| Task to carry out |
Rewrite the entries from the line that contains "term-definition: внешние характеристики" up to and including the line that contains "318 534 335</box>", with "term-dash" replaced by "dash-mark" and nothing else changed.

(Element boundary entries)
/---

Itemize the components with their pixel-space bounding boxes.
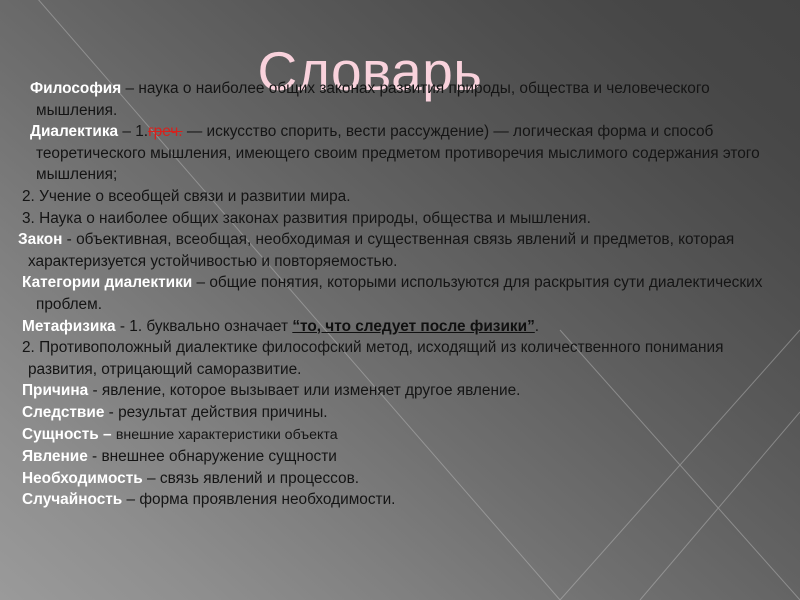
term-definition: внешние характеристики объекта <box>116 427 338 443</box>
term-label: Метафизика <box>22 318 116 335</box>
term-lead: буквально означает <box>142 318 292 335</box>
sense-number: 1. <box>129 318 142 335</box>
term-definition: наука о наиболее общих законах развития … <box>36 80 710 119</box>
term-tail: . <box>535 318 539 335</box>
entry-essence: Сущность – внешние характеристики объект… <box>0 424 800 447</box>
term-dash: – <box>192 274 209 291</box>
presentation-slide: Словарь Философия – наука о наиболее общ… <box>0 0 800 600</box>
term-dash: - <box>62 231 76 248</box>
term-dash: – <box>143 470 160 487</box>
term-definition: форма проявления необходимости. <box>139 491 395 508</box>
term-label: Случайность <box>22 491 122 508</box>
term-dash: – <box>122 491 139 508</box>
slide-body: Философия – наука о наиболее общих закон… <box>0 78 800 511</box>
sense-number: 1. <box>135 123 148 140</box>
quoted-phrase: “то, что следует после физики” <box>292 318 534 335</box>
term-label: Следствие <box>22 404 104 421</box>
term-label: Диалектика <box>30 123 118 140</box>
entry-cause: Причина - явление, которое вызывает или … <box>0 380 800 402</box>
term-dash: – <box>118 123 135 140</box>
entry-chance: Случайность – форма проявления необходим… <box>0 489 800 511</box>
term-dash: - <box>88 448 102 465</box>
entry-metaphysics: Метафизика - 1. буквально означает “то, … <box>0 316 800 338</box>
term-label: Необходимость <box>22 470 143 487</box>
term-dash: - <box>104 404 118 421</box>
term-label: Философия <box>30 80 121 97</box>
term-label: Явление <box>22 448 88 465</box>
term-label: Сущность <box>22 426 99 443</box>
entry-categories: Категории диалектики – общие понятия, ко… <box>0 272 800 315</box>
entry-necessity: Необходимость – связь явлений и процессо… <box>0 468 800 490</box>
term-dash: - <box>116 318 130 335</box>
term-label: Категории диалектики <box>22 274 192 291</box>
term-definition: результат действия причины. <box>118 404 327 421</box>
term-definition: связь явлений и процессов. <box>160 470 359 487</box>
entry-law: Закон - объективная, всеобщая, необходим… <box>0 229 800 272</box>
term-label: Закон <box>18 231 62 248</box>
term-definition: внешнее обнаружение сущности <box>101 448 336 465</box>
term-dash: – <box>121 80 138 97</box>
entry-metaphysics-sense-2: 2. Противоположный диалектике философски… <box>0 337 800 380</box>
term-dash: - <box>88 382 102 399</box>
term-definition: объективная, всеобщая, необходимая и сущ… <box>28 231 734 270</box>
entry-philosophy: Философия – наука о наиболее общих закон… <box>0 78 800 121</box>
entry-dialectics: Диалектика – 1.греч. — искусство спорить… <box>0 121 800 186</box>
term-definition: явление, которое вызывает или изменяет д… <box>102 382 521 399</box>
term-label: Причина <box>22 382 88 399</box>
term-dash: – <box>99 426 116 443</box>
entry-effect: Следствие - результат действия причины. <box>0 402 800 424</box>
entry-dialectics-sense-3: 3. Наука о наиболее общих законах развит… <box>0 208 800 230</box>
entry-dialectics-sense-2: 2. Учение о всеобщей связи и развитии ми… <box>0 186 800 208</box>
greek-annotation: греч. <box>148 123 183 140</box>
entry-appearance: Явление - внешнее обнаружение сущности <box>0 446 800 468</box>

\---

| Output for this exercise |
term-definition: внешние характеристики объекта <box>116 427 338 443</box>
term-label: Метафизика <box>22 318 116 335</box>
term-lead: буквально означает <box>142 318 292 335</box>
sense-number: 1. <box>129 318 142 335</box>
term-definition: наука о наиболее общих законах развития … <box>36 80 710 119</box>
term-tail: . <box>535 318 539 335</box>
entry-essence: Сущность – внешние характеристики объект… <box>0 424 800 447</box>
dash-mark: – <box>192 274 209 291</box>
presentation-slide: Словарь Философия – наука о наиболее общ… <box>0 0 800 600</box>
dash-mark: - <box>62 231 76 248</box>
dash-mark: – <box>143 470 160 487</box>
term-definition: форма проявления необходимости. <box>139 491 395 508</box>
term-label: Случайность <box>22 491 122 508</box>
dash-mark: – <box>122 491 139 508</box>
slide-body: Философия – наука о наиболее общих закон… <box>0 78 800 511</box>
sense-number: 1. <box>135 123 148 140</box>
quoted-phrase: “то, что следует после физики” <box>292 318 534 335</box>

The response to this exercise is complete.